Professional Development

Like medical and legal professionals, educators need and deserve access to continual and high-quality professional education. EDC develops, implements, and evaluates professional development programs for teachers and administrators at every stage of their career growth—from university-based, pre-service programs to continuing education programs integrated into the daily work of experienced teachers. In the U.S., many of our professional development projects focus on helping teachers and administrators deepen their content knowledge through immersion in rigorous challenges and close analysis of student work. Many of our global projects focus on helping educators integrate active learning approaches into more traditional classroom practices. On a broader level, we work to restructure professional development systems by creating "communities of practice" within and among schools.

Project LEAD

In its second round of funding from The Wallace Foundation, a major priority for this new project is to expand the technical assistance it provides to The Wallace Foundation and its funded network of states and districts as part of its national initiative to transform education leadership in urban school districts.

MathScape: Seeing and Thinking Mathematically Curriculum Center, Phase 2

The MathScape: Seeing and Thinking Mathematically Curriculum Center provides support to school districts using the MathScape curriculum. The center offers training institutes and workshops, hosts a Web site offering online support, develops implementation materials, and disseminates information about the curriculum’s effectiveness.

Optimizing the Impact of Online Professional Development for K–12 Teachers

This research project investigates the effectiveness of online professional development programs for teachers. Specifically, it addresses three questions: (1) How effective are online programs in improving teachers’ content knowledge and classroom practices as compared with other models of professional development? (2) How do interactions among participants and facilitators differ across online models, and how do these interactions contribute to learning? and (3) What factors make for successful online professional development programs?

> [Recorded data]
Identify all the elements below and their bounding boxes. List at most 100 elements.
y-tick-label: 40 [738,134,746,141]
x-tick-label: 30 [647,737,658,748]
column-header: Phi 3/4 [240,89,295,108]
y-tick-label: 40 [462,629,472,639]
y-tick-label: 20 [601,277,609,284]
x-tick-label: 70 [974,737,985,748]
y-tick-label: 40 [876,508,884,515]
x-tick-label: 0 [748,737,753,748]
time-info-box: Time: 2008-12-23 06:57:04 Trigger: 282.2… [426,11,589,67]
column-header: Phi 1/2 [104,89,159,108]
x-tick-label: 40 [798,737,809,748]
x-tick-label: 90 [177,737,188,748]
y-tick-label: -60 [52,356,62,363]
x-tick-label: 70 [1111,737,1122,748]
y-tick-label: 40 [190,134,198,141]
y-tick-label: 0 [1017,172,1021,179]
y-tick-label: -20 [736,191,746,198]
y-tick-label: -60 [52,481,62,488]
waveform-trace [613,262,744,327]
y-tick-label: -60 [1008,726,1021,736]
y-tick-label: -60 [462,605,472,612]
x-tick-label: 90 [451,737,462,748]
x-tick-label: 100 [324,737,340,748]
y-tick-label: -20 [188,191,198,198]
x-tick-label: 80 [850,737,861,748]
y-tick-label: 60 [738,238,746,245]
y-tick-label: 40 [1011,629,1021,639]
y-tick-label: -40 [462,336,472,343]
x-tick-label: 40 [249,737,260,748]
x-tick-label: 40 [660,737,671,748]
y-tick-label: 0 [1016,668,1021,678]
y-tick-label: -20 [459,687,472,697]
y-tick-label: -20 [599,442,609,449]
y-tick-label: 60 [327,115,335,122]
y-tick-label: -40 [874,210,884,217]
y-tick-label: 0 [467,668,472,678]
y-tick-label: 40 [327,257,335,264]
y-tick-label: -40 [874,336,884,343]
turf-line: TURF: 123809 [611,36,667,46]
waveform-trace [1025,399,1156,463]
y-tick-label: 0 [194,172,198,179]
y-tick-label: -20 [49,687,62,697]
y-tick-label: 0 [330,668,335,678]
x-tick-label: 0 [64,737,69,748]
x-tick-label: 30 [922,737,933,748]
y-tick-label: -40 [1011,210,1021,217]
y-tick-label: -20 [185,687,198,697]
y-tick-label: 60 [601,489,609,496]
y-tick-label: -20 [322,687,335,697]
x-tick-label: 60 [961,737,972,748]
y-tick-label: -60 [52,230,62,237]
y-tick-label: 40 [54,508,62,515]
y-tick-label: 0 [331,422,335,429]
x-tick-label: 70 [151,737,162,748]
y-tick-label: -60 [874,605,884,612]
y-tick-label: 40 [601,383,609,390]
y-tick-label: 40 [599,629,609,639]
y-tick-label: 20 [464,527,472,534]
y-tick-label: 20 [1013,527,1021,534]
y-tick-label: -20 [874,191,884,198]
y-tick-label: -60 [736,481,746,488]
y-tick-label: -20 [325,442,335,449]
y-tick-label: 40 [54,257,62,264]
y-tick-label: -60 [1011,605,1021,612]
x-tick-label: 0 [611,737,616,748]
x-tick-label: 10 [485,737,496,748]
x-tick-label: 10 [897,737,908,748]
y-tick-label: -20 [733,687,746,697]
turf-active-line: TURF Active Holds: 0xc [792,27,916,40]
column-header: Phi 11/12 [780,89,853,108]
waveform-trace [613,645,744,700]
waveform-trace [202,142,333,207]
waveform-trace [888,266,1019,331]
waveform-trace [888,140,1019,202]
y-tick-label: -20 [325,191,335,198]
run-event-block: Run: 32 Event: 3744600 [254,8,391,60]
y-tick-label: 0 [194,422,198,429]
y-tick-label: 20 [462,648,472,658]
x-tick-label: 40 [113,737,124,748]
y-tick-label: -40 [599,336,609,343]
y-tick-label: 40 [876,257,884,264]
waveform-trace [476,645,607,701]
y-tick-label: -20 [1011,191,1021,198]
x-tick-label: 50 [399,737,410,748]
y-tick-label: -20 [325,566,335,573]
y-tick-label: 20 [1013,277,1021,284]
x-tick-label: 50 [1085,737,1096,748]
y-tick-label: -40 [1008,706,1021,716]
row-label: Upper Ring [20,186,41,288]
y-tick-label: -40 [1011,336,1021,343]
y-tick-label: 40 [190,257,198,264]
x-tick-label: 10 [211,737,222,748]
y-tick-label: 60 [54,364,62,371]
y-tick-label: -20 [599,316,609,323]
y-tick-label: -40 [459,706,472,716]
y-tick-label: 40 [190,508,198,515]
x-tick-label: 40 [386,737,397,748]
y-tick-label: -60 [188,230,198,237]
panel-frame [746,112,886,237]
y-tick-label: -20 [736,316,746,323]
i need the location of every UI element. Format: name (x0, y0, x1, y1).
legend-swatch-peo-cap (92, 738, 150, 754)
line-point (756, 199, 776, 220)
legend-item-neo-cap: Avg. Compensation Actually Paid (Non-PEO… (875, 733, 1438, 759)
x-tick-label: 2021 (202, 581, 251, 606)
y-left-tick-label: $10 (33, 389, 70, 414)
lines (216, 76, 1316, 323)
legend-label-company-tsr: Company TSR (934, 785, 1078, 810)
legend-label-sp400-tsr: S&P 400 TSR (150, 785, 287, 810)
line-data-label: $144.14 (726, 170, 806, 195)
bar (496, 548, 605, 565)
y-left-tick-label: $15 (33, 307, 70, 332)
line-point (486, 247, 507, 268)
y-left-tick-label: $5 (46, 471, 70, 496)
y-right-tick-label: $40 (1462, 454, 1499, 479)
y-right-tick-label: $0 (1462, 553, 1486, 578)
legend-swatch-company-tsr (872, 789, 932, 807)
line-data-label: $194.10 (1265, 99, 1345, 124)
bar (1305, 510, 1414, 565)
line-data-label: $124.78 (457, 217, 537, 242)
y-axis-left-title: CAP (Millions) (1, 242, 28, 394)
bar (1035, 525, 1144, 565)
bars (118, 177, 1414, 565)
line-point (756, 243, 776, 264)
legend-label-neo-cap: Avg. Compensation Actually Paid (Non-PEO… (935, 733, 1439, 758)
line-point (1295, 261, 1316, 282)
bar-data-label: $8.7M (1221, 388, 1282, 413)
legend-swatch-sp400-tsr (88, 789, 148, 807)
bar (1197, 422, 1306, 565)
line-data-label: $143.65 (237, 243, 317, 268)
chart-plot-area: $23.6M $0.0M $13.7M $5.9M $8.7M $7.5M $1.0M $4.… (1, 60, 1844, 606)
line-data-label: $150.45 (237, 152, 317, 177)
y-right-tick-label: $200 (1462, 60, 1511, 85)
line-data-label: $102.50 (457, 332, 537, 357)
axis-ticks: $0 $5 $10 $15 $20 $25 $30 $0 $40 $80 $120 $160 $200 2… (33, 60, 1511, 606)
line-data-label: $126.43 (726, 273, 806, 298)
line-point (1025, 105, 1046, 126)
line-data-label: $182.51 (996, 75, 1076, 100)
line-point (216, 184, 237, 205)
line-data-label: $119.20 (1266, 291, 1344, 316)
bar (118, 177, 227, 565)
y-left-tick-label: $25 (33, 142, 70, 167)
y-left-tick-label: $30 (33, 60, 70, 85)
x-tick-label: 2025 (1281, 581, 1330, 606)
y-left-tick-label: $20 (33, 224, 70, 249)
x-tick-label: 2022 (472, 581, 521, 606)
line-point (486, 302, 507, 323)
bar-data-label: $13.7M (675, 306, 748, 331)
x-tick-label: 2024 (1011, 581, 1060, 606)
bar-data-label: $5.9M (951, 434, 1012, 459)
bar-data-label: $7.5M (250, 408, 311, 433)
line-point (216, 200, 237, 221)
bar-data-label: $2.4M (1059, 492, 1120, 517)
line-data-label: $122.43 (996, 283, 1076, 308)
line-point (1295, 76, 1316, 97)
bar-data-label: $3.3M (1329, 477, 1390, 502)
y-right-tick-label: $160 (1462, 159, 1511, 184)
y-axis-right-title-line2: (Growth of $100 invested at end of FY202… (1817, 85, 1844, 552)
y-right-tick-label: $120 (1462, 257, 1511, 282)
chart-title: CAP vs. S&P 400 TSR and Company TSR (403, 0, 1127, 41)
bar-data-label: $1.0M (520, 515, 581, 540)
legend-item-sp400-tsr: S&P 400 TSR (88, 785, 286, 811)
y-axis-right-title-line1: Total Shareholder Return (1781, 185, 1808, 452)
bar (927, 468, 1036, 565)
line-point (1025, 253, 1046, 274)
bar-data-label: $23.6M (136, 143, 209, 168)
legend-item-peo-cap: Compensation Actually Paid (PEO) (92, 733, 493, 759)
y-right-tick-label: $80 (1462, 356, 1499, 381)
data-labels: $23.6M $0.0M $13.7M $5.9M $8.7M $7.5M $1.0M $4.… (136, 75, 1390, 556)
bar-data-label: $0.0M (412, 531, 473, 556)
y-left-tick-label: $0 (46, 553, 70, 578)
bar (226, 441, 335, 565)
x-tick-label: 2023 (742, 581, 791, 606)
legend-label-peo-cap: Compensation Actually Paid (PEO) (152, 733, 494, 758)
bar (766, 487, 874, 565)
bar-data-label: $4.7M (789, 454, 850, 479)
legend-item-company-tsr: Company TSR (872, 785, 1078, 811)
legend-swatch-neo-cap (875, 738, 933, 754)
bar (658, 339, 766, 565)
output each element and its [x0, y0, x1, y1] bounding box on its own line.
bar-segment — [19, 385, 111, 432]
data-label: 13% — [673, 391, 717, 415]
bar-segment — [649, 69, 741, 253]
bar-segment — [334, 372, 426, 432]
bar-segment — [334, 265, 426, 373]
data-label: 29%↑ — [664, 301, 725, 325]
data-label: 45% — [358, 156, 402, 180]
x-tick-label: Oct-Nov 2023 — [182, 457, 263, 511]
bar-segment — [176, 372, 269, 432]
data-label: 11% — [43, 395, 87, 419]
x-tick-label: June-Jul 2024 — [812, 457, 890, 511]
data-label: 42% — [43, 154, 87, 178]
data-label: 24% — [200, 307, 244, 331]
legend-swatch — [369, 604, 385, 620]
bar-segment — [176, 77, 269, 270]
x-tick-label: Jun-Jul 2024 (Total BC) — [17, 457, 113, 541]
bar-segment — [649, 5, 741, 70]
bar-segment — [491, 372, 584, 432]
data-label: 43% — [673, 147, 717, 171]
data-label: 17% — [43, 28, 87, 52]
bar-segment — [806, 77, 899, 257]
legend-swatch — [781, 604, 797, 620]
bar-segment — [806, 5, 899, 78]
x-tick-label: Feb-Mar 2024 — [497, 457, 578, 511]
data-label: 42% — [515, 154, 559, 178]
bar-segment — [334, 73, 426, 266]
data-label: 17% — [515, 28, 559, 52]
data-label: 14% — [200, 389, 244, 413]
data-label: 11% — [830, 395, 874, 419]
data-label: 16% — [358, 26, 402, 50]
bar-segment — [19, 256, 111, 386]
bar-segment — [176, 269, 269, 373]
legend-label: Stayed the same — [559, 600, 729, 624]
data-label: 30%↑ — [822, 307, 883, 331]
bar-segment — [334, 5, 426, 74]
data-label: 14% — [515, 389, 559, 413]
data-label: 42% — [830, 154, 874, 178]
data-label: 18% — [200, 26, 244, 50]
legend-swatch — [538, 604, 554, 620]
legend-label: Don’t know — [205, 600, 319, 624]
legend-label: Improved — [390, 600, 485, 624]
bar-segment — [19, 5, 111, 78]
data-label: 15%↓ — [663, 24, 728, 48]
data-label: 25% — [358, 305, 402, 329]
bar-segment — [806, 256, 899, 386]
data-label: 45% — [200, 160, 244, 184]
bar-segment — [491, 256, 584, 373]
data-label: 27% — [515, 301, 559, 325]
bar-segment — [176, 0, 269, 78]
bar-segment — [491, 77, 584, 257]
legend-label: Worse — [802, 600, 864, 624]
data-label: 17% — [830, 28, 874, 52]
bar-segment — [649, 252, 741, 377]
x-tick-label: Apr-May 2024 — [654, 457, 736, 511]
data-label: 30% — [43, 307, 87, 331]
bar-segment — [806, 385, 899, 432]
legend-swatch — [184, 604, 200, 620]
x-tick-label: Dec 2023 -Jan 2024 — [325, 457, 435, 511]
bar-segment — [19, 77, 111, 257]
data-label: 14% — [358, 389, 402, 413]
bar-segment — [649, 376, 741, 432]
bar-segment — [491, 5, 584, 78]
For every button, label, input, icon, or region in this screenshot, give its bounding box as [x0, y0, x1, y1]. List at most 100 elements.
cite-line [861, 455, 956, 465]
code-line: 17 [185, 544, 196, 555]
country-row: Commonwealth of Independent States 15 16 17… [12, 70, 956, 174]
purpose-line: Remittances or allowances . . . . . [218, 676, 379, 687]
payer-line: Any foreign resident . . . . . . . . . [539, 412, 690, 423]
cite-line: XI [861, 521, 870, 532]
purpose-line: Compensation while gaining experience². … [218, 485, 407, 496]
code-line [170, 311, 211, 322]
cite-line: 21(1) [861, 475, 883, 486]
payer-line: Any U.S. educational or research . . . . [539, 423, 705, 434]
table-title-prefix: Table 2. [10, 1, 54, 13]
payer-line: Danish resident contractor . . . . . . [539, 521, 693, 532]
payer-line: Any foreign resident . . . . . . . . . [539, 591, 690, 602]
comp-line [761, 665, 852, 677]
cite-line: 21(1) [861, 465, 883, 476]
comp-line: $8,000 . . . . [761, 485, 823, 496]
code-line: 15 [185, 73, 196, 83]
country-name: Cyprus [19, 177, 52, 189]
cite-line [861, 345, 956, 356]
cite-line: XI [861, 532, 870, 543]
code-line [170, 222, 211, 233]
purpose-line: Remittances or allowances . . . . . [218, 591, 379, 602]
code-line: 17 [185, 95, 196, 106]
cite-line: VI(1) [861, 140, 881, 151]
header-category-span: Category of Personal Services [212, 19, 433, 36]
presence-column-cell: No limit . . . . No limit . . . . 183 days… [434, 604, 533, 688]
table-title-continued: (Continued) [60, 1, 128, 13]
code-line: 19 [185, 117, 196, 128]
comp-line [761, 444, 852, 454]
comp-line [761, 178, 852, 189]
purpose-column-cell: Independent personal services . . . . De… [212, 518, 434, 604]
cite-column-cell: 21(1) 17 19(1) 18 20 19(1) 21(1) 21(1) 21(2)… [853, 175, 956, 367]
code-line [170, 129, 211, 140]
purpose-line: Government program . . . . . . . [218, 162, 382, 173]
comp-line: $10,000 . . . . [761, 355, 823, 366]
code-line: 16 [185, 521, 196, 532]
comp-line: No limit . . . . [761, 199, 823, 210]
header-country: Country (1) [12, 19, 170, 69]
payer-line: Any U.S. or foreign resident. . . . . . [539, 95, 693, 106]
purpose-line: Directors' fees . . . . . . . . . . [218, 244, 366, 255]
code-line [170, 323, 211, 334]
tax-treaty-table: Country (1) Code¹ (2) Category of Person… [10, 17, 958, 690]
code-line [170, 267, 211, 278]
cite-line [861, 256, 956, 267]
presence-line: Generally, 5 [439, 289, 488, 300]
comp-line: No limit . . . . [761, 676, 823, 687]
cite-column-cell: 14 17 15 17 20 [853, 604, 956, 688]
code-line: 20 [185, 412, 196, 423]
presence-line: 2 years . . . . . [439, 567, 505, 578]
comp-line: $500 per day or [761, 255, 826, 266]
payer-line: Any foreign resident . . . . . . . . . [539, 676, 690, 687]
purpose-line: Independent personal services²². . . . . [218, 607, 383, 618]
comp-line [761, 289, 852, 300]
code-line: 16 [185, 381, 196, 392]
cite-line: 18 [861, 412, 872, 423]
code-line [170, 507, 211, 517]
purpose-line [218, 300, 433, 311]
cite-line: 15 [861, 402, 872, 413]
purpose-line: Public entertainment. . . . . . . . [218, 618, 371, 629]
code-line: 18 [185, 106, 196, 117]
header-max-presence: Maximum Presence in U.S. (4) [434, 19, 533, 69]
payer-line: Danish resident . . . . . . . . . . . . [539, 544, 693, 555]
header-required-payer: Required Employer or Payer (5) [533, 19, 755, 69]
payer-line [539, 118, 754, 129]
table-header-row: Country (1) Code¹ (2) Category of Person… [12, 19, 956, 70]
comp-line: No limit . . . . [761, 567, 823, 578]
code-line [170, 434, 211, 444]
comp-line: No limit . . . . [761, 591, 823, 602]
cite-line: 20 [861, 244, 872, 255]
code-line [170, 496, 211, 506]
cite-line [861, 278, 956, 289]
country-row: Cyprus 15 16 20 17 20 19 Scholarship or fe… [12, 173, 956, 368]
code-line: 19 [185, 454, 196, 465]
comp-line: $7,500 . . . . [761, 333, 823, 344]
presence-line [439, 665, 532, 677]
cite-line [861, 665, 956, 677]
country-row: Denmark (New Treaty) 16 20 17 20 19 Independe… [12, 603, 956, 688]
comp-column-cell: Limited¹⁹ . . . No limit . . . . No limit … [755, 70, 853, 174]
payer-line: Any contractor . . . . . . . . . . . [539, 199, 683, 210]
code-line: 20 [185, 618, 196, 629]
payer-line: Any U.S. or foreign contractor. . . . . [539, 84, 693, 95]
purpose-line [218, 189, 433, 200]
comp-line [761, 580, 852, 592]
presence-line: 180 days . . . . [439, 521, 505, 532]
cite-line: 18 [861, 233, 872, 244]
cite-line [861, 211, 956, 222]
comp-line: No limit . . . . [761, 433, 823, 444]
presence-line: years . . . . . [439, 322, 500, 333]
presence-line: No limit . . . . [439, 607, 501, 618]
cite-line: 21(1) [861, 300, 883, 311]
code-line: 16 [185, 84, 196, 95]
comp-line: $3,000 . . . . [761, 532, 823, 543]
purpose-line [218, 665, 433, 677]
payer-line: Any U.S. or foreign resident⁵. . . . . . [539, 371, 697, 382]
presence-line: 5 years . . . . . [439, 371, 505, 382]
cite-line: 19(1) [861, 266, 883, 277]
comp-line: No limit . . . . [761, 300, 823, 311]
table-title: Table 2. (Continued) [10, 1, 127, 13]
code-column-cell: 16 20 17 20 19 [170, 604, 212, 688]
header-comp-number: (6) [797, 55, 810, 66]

> [Task description] In the professional development page, list everything the MathScape: Seeing and Thinking Mathematically Curriculum Center does.

> [Final answer]
- Offers training institutes and workshops
- Hosts a Web site offering online support
- Develops implementation materials
- Disseminates information about the curriculum's effectiveness